→ **Task brief**: Leave out the pictures and return every entry exactly as it appears.

→ **The data**:

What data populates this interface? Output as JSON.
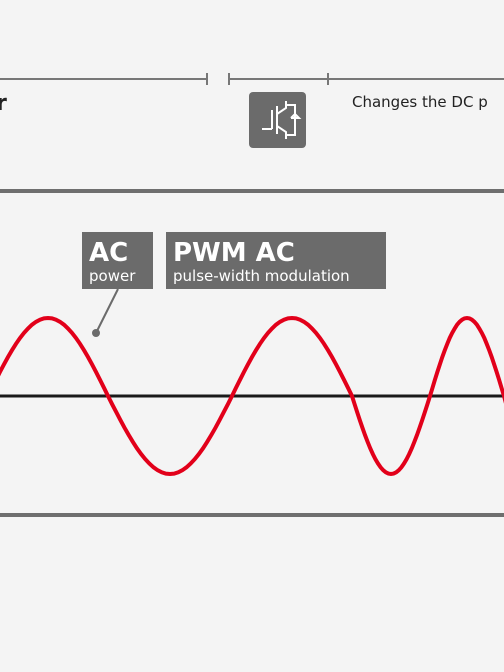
{
  "header": {
    "left_fragment": "r",
    "description": "Changes the DC p"
  },
  "labels": [
    {
      "title": "AC",
      "subtitle": "power"
    },
    {
      "title": "PWM AC",
      "subtitle": "pulse-width modulation"
    }
  ]
}
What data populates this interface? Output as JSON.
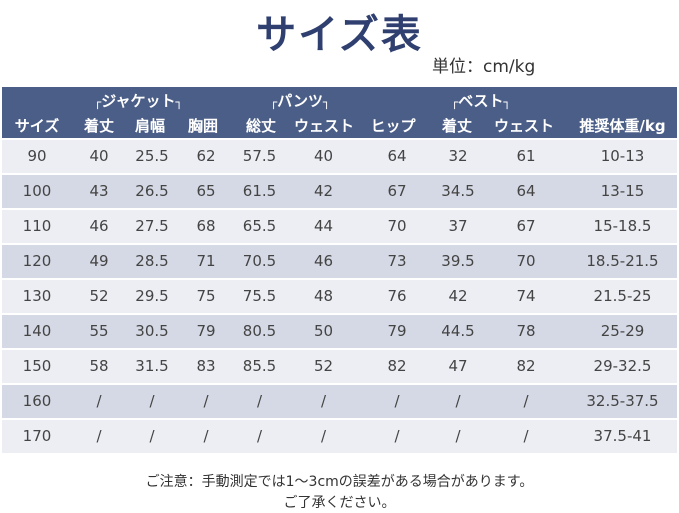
{
  "title": "サイズ表",
  "unit_label": "単位：cm/kg",
  "groups": [
    {
      "label": "ジャケット",
      "open": "┌",
      "close": "┐"
    },
    {
      "label": "パンツ",
      "open": "┌",
      "close": "┐"
    },
    {
      "label": "ベスト",
      "open": "┌",
      "close": "┐"
    }
  ],
  "columns": [
    "サイズ",
    "着丈",
    "肩幅",
    "胸囲",
    "総丈",
    "ウェスト",
    "ヒップ",
    "着丈",
    "ウェスト",
    "推奨体重/kg"
  ],
  "rows": [
    [
      "90",
      "40",
      "25.5",
      "62",
      "57.5",
      "40",
      "64",
      "32",
      "61",
      "10-13"
    ],
    [
      "100",
      "43",
      "26.5",
      "65",
      "61.5",
      "42",
      "67",
      "34.5",
      "64",
      "13-15"
    ],
    [
      "110",
      "46",
      "27.5",
      "68",
      "65.5",
      "44",
      "70",
      "37",
      "67",
      "15-18.5"
    ],
    [
      "120",
      "49",
      "28.5",
      "71",
      "70.5",
      "46",
      "73",
      "39.5",
      "70",
      "18.5-21.5"
    ],
    [
      "130",
      "52",
      "29.5",
      "75",
      "75.5",
      "48",
      "76",
      "42",
      "74",
      "21.5-25"
    ],
    [
      "140",
      "55",
      "30.5",
      "79",
      "80.5",
      "50",
      "79",
      "44.5",
      "78",
      "25-29"
    ],
    [
      "150",
      "58",
      "31.5",
      "83",
      "85.5",
      "52",
      "82",
      "47",
      "82",
      "29-32.5"
    ],
    [
      "160",
      "/",
      "/",
      "/",
      "/",
      "/",
      "/",
      "/",
      "/",
      "32.5-37.5"
    ],
    [
      "170",
      "/",
      "/",
      "/",
      "/",
      "/",
      "/",
      "/",
      "/",
      "37.5-41"
    ]
  ],
  "notes": [
    "ご注意：手動測定では1～3cmの誤差がある場合があります。",
    "ご了承ください。"
  ],
  "colors": {
    "header": "#4b5e87",
    "title": "#2f3f6f",
    "row_light": "#eceef4",
    "row_dark": "#d5d9e5"
  }
}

→ **Reply**:
What data populates this interface? Output as JSON.
{
  "header": {
    "left_fragment": "r",
    "description": "Changes the DC p"
  },
  "labels": [
    {
      "title": "AC",
      "subtitle": "power"
    },
    {
      "title": "PWM AC",
      "subtitle": "pulse-width modulation"
    }
  ]
}
What data populates this interface? Output as JSON.
{
  "title": "サイズ表",
  "unit_label": "単位：cm/kg",
  "groups": [
    {
      "label": "ジャケット",
      "open": "┌",
      "close": "┐"
    },
    {
      "label": "パンツ",
      "open": "┌",
      "close": "┐"
    },
    {
      "label": "ベスト",
      "open": "┌",
      "close": "┐"
    }
  ],
  "columns": [
    "サイズ",
    "着丈",
    "肩幅",
    "胸囲",
    "総丈",
    "ウェスト",
    "ヒップ",
    "着丈",
    "ウェスト",
    "推奨体重/kg"
  ],
  "rows": [
    [
      "90",
      "40",
      "25.5",
      "62",
      "57.5",
      "40",
      "64",
      "32",
      "61",
      "10-13"
    ],
    [
      "100",
      "43",
      "26.5",
      "65",
      "61.5",
      "42",
      "67",
      "34.5",
      "64",
      "13-15"
    ],
    [
      "110",
      "46",
      "27.5",
      "68",
      "65.5",
      "44",
      "70",
      "37",
      "67",
      "15-18.5"
    ],
    [
      "120",
      "49",
      "28.5",
      "71",
      "70.5",
      "46",
      "73",
      "39.5",
      "70",
      "18.5-21.5"
    ],
    [
      "130",
      "52",
      "29.5",
      "75",
      "75.5",
      "48",
      "76",
      "42",
      "74",
      "21.5-25"
    ],
    [
      "140",
      "55",
      "30.5",
      "79",
      "80.5",
      "50",
      "79",
      "44.5",
      "78",
      "25-29"
    ],
    [
      "150",
      "58",
      "31.5",
      "83",
      "85.5",
      "52",
      "82",
      "47",
      "82",
      "29-32.5"
    ],
    [
      "160",
      "/",
      "/",
      "/",
      "/",
      "/",
      "/",
      "/",
      "/",
      "32.5-37.5"
    ],
    [
      "170",
      "/",
      "/",
      "/",
      "/",
      "/",
      "/",
      "/",
      "/",
      "37.5-41"
    ]
  ],
  "notes": [
    "ご注意：手動測定では1～3cmの誤差がある場合があります。",
    "ご了承ください。"
  ],
  "colors": {
    "header": "#4b5e87",
    "title": "#2f3f6f",
    "row_light": "#eceef4",
    "row_dark": "#d5d9e5"
  }
}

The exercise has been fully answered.